____ Records to process

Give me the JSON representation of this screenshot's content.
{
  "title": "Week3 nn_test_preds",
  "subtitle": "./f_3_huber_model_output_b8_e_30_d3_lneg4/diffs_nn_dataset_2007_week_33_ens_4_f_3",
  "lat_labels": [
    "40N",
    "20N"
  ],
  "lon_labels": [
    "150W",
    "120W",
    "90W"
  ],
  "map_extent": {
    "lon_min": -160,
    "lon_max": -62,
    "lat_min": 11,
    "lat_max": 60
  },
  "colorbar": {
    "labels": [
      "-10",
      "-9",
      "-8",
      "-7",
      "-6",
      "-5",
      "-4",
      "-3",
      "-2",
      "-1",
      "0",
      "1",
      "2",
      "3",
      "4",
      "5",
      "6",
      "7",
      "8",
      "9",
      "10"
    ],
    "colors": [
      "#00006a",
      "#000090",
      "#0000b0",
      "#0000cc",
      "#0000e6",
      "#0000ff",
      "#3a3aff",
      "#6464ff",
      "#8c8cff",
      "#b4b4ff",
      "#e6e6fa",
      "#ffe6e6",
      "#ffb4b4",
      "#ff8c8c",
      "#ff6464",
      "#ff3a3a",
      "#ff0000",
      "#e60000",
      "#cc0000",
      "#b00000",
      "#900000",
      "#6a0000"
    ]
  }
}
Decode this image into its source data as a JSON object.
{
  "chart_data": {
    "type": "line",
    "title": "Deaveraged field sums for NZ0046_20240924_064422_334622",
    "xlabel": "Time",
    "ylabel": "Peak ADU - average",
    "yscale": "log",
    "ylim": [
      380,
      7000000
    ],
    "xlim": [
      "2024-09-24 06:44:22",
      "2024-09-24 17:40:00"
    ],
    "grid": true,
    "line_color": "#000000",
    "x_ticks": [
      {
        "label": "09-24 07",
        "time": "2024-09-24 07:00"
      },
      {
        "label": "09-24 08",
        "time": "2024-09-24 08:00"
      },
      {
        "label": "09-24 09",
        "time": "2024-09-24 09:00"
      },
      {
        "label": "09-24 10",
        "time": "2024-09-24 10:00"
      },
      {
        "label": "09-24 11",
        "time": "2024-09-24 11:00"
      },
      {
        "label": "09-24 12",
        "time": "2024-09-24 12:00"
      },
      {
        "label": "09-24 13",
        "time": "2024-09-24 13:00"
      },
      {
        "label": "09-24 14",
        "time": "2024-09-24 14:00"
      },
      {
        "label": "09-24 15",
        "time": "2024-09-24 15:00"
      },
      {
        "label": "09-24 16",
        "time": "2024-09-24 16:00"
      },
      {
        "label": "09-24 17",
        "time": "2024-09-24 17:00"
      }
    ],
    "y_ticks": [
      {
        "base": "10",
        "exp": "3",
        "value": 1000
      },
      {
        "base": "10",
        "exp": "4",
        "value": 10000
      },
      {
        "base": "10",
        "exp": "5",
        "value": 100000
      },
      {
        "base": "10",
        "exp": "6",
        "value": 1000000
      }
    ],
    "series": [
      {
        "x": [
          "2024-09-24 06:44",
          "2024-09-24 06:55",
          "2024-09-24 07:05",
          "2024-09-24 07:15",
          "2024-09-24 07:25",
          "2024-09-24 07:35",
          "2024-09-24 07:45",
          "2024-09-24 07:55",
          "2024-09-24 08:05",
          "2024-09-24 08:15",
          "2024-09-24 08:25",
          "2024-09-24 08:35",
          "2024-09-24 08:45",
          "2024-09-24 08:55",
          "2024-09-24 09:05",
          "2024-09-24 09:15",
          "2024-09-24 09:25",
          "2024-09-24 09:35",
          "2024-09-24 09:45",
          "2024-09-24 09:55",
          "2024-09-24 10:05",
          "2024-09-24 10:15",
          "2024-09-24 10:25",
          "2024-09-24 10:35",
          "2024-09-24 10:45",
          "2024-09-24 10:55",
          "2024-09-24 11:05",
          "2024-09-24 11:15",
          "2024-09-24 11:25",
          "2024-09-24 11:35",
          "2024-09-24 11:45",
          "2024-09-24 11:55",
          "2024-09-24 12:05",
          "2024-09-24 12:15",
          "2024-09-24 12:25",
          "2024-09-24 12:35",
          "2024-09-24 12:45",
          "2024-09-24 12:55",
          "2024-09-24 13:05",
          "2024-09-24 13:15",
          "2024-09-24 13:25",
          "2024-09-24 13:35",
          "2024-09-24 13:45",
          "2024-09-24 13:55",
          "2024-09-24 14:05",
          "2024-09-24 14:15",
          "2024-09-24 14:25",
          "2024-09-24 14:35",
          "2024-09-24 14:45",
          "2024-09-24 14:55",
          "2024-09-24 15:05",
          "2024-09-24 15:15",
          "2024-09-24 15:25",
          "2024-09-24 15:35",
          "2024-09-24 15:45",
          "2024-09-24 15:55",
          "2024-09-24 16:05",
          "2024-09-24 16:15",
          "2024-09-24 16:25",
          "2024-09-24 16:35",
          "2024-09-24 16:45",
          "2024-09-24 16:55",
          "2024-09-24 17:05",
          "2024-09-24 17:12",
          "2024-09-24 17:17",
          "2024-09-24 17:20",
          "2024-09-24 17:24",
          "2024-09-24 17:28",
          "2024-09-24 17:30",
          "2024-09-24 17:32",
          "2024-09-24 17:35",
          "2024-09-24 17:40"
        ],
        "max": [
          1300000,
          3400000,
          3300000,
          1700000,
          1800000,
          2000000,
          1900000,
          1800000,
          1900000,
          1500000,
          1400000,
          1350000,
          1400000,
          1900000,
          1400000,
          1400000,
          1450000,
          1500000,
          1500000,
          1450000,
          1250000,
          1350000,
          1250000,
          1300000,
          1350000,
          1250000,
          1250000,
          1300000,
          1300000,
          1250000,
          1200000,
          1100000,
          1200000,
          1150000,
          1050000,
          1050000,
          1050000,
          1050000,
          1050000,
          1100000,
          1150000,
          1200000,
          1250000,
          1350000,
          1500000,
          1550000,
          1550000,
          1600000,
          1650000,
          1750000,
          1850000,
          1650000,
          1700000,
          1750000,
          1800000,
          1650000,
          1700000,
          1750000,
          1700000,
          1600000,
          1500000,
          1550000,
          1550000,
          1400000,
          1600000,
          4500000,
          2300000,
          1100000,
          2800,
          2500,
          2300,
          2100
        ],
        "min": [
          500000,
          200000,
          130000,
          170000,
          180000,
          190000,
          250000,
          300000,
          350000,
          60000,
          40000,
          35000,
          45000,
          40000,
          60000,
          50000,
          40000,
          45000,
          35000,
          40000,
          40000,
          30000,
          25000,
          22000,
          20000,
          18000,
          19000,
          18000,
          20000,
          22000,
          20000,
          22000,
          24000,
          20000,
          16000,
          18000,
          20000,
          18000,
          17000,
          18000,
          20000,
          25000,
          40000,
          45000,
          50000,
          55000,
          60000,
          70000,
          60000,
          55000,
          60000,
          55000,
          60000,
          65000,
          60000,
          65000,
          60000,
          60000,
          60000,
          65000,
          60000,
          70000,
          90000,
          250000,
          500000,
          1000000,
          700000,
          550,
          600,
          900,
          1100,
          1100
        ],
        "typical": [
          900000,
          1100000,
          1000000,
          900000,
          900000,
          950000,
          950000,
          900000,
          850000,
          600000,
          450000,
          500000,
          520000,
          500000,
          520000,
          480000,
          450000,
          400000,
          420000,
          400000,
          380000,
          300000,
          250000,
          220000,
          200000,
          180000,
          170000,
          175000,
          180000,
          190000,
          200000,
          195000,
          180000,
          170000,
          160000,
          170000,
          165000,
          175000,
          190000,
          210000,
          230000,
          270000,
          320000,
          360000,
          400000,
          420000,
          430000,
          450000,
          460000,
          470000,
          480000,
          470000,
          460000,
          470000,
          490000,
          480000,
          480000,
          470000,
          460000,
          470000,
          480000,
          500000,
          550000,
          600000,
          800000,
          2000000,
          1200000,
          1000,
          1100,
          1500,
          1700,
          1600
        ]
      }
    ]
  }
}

________

# What is asked:
Write out every line of the listing that holds the word "this".

# Reply:
Give me the JSON representation of this screenshot's content.
Decode this image into its source data as a JSON object.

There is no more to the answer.